* begin Available data *

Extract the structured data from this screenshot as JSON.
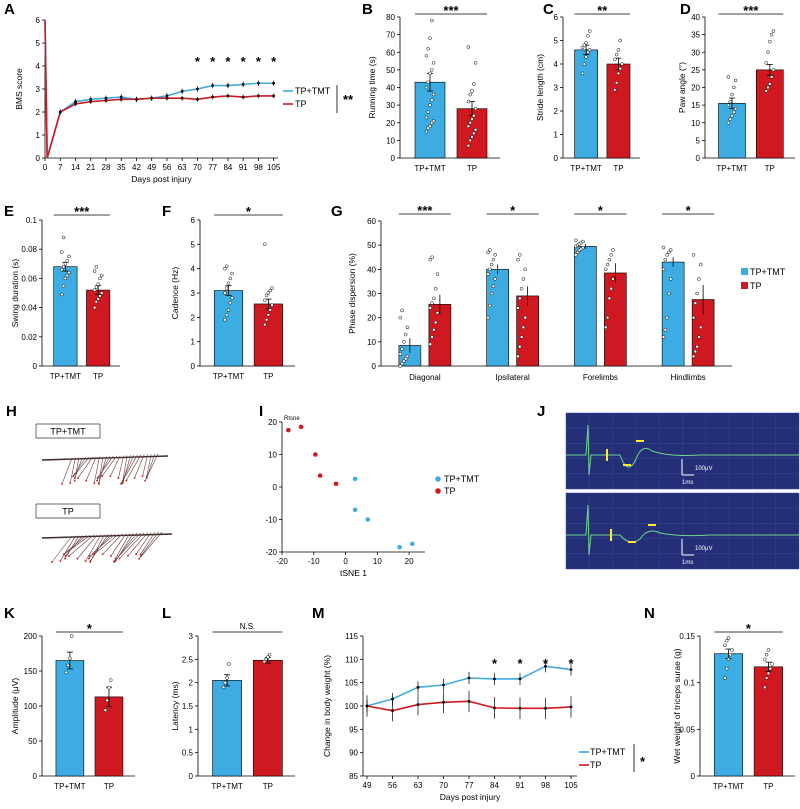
{
  "colors": {
    "tmt": "#3cace3",
    "tp": "#d01820",
    "marker": "#ffee22",
    "eeg_bg": "#252f78",
    "eeg_line": "#6fd48e"
  },
  "chart_data": [
    {
      "id": "A",
      "type": "line",
      "title": "",
      "xlabel": "Days post injury",
      "ylabel": "BMS score",
      "ylim": [
        0,
        6
      ],
      "xticks": [
        0,
        7,
        14,
        21,
        28,
        35,
        42,
        49,
        56,
        63,
        70,
        77,
        84,
        91,
        98,
        105
      ],
      "yticks": [
        0,
        1,
        2,
        3,
        4,
        5,
        6
      ],
      "x": [
        0,
        1,
        7,
        14,
        21,
        28,
        35,
        42,
        49,
        56,
        63,
        70,
        77,
        84,
        91,
        98,
        105
      ],
      "series": [
        {
          "name": "TP+TMT",
          "values": [
            6,
            0,
            2,
            2.45,
            2.55,
            2.6,
            2.65,
            2.55,
            2.6,
            2.7,
            2.9,
            3.0,
            3.15,
            3.15,
            3.2,
            3.25,
            3.25
          ],
          "err": 0.12
        },
        {
          "name": "TP",
          "values": [
            6,
            0,
            2,
            2.35,
            2.45,
            2.5,
            2.55,
            2.55,
            2.6,
            2.6,
            2.6,
            2.55,
            2.65,
            2.7,
            2.65,
            2.7,
            2.7
          ],
          "err": 0.1
        }
      ],
      "sig_labels": [
        "*",
        "*",
        "*",
        "*",
        "*",
        "*"
      ],
      "sig_x": [
        70,
        77,
        84,
        91,
        98,
        105
      ],
      "group_sig": "**"
    },
    {
      "id": "B",
      "type": "bar",
      "categories": [
        "TP+TMT",
        "TP"
      ],
      "values": [
        43,
        28
      ],
      "err": [
        5,
        4
      ],
      "ylabel": "Running time (s)",
      "ylim": [
        0,
        80
      ],
      "yticks": [
        0,
        10,
        20,
        30,
        40,
        50,
        60,
        70,
        80
      ],
      "sig": "***",
      "points": [
        [
          15,
          17,
          18,
          20,
          21,
          23,
          26,
          30,
          33,
          36,
          40,
          43,
          48,
          50,
          54,
          58,
          62,
          68,
          78
        ],
        [
          7,
          10,
          12,
          14,
          16,
          18,
          20,
          22,
          24,
          28,
          32,
          36,
          38,
          42,
          54,
          63
        ]
      ]
    },
    {
      "id": "C",
      "type": "bar",
      "categories": [
        "TP+TMT",
        "TP"
      ],
      "values": [
        4.6,
        4.0
      ],
      "err": [
        0.2,
        0.25
      ],
      "ylabel": "Stride length (cm)",
      "ylim": [
        0,
        6
      ],
      "yticks": [
        0,
        1,
        2,
        3,
        4,
        5,
        6
      ],
      "sig": "**",
      "points": [
        [
          3.6,
          4.0,
          4.3,
          4.5,
          4.6,
          4.7,
          4.8,
          4.9,
          5.2,
          5.4
        ],
        [
          2.9,
          3.2,
          3.6,
          3.8,
          4.0,
          4.2,
          4.4,
          4.6,
          5.0
        ]
      ]
    },
    {
      "id": "D",
      "type": "bar",
      "categories": [
        "TP+TMT",
        "TP"
      ],
      "values": [
        15.5,
        25
      ],
      "err": [
        1.5,
        1.5
      ],
      "ylabel": "Paw angle (°)",
      "ylim": [
        0,
        40
      ],
      "yticks": [
        0,
        5,
        10,
        15,
        20,
        25,
        30,
        35,
        40
      ],
      "sig": "***",
      "points": [
        [
          10,
          11,
          12,
          13,
          14,
          15,
          16,
          18,
          20,
          22,
          23
        ],
        [
          19,
          20,
          21,
          23,
          25,
          27,
          30,
          33,
          35,
          36
        ]
      ]
    },
    {
      "id": "E",
      "type": "bar",
      "categories": [
        "TP+TMT",
        "TP"
      ],
      "values": [
        0.068,
        0.052
      ],
      "err": [
        0.003,
        0.003
      ],
      "ylabel": "Swing duration (s)",
      "ylim": [
        0,
        0.1
      ],
      "yticks": [
        0,
        0.02,
        0.04,
        0.06,
        0.08,
        0.1
      ],
      "ytick_labels": [
        "0",
        "0.02",
        "0.04",
        "0.06",
        "0.08",
        "0.1"
      ],
      "sig": "***",
      "points": [
        [
          0.049,
          0.055,
          0.06,
          0.062,
          0.064,
          0.066,
          0.068,
          0.07,
          0.072,
          0.075,
          0.078,
          0.088
        ],
        [
          0.04,
          0.044,
          0.046,
          0.048,
          0.05,
          0.052,
          0.054,
          0.056,
          0.06,
          0.062,
          0.065,
          0.068
        ]
      ]
    },
    {
      "id": "F",
      "type": "bar",
      "categories": [
        "TP+TMT",
        "TP"
      ],
      "values": [
        3.1,
        2.55
      ],
      "err": [
        0.2,
        0.2
      ],
      "ylabel": "Cadence (Hz)",
      "ylim": [
        0,
        6
      ],
      "yticks": [
        0,
        1,
        2,
        3,
        4,
        5,
        6
      ],
      "sig": "*",
      "points": [
        [
          1.9,
          2.1,
          2.3,
          2.6,
          2.8,
          3.0,
          3.2,
          3.4,
          3.6,
          3.8,
          4.0,
          4.1
        ],
        [
          1.7,
          1.9,
          2.1,
          2.3,
          2.5,
          2.7,
          2.9,
          3.0,
          3.1,
          3.2,
          5.0
        ]
      ]
    },
    {
      "id": "G",
      "type": "bar",
      "categories": [
        "Diagonal",
        "Ipsilateral",
        "Forelimbs",
        "Hindlimbs"
      ],
      "ylabel": "Phase dispersion (%)",
      "ylim": [
        0,
        60
      ],
      "yticks": [
        0,
        10,
        20,
        30,
        40,
        50,
        60
      ],
      "series": [
        {
          "name": "TP+TMT",
          "values": [
            8.5,
            40,
            49.5,
            43
          ],
          "err": [
            3,
            2,
            1,
            2
          ]
        },
        {
          "name": "TP",
          "values": [
            25.5,
            29,
            38.5,
            27.5
          ],
          "err": [
            4,
            4,
            4,
            6
          ]
        }
      ],
      "sig": [
        "***",
        "*",
        "*",
        "*"
      ],
      "points_tmt": [
        [
          0,
          1,
          2,
          3,
          4,
          5,
          7,
          10,
          13,
          16,
          20,
          23
        ],
        [
          20,
          25,
          30,
          33,
          36,
          38,
          40,
          42,
          44,
          46,
          47,
          48
        ],
        [
          46,
          47,
          48,
          48.5,
          49,
          49.5,
          50,
          50.5,
          51,
          51.5,
          52
        ],
        [
          12,
          15,
          20,
          30,
          36,
          40,
          44,
          46,
          47,
          48,
          49
        ]
      ],
      "points_tp": [
        [
          9,
          12,
          15,
          18,
          22,
          24,
          26,
          28,
          32,
          38,
          44,
          45
        ],
        [
          4,
          8,
          12,
          16,
          20,
          24,
          28,
          32,
          36,
          40,
          44,
          46
        ],
        [
          16,
          20,
          28,
          32,
          36,
          40,
          42,
          44,
          46,
          48
        ],
        [
          4,
          6,
          8,
          12,
          16,
          20,
          26,
          30,
          36,
          42,
          46
        ]
      ]
    },
    {
      "id": "I",
      "type": "scatter",
      "xlabel": "tSNE 1",
      "ylabel": "",
      "title": "Rtsne",
      "xlim": [
        -20,
        25
      ],
      "ylim": [
        -20,
        20
      ],
      "xticks": [
        -20,
        -10,
        0,
        10,
        20
      ],
      "yticks": [
        -20,
        -10,
        0,
        10,
        20
      ],
      "series": [
        {
          "name": "TP+TMT",
          "x": [
            3,
            3,
            7,
            17,
            21
          ],
          "y": [
            2.5,
            -7,
            -10,
            -18.5,
            -17.5
          ]
        },
        {
          "name": "TP",
          "x": [
            -18,
            -14,
            -9.5,
            -8,
            -3
          ],
          "y": [
            17.5,
            18.5,
            10,
            3.5,
            1
          ]
        }
      ]
    },
    {
      "id": "K",
      "type": "bar",
      "categories": [
        "TP+TMT",
        "TP"
      ],
      "values": [
        165,
        113
      ],
      "err": [
        12,
        14
      ],
      "ylabel": "Amplitude (μV)",
      "ylim": [
        0,
        200
      ],
      "yticks": [
        0,
        50,
        100,
        150,
        200
      ],
      "sig": "*",
      "points": [
        [
          148,
          158,
          168,
          200
        ],
        [
          94,
          108,
          126,
          137
        ]
      ]
    },
    {
      "id": "L",
      "type": "bar",
      "categories": [
        "TP+TMT",
        "TP"
      ],
      "values": [
        2.05,
        2.48
      ],
      "err": [
        0.12,
        0.06
      ],
      "ylabel": "Latency (ms)",
      "ylim": [
        0,
        3
      ],
      "yticks": [
        0,
        0.5,
        1,
        1.5,
        2,
        2.5,
        3
      ],
      "ytick_labels": [
        "0",
        "0.5",
        "1",
        "1.5",
        "2",
        "2.5",
        "3"
      ],
      "sig": "N.S.",
      "points": [
        [
          1.9,
          2.0,
          2.1,
          2.4
        ],
        [
          2.45,
          2.5,
          2.55,
          2.6
        ]
      ]
    },
    {
      "id": "M",
      "type": "line",
      "xlabel": "Days post injury",
      "ylabel": "Change in body weight (%)",
      "ylim": [
        85,
        115
      ],
      "yticks": [
        85,
        90,
        95,
        100,
        105,
        110,
        115
      ],
      "xticks": [
        49,
        56,
        63,
        70,
        77,
        84,
        91,
        98,
        105
      ],
      "x": [
        49,
        56,
        63,
        70,
        77,
        84,
        91,
        98,
        105
      ],
      "series": [
        {
          "name": "TP+TMT",
          "values": [
            100,
            101.5,
            104,
            104.5,
            106,
            105.8,
            105.8,
            108.5,
            107.8
          ],
          "err": 1.3
        },
        {
          "name": "TP",
          "values": [
            100,
            99,
            100.3,
            100.8,
            101,
            99.6,
            99.5,
            99.5,
            99.8
          ],
          "err": 2.3
        }
      ],
      "sig_labels": [
        "*",
        "*",
        "*",
        "*"
      ],
      "sig_x": [
        84,
        91,
        98,
        105
      ],
      "group_sig": "*"
    },
    {
      "id": "N",
      "type": "bar",
      "categories": [
        "TP+TMT",
        "TP"
      ],
      "values": [
        0.131,
        0.117
      ],
      "err": [
        0.005,
        0.005
      ],
      "ylabel": "Wet weight of triceps surae (g)",
      "ylim": [
        0,
        0.15
      ],
      "yticks": [
        0,
        0.05,
        0.1,
        0.15
      ],
      "ytick_labels": [
        "0",
        "0.05",
        "0.1",
        "0.15"
      ],
      "sig": "*",
      "points": [
        [
          0.105,
          0.115,
          0.125,
          0.13,
          0.135,
          0.14,
          0.145,
          0.148
        ],
        [
          0.095,
          0.105,
          0.11,
          0.115,
          0.12,
          0.125,
          0.13,
          0.135
        ]
      ]
    }
  ],
  "panel_labels": {
    "A": "A",
    "B": "B",
    "C": "C",
    "D": "D",
    "E": "E",
    "F": "F",
    "G": "G",
    "H": "H",
    "I": "I",
    "J": "J",
    "K": "K",
    "L": "L",
    "M": "M",
    "N": "N"
  },
  "panel_h": {
    "label_top": "TP+TMT",
    "label_bottom": "TP"
  },
  "panel_j": {
    "scale_uv": "100μV",
    "scale_ms": "1ms"
  }
}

* end Available data *

What is needed:
Of all the lines above, how many contain the word "weight"? Give the number and nothing else.

Written reply:
2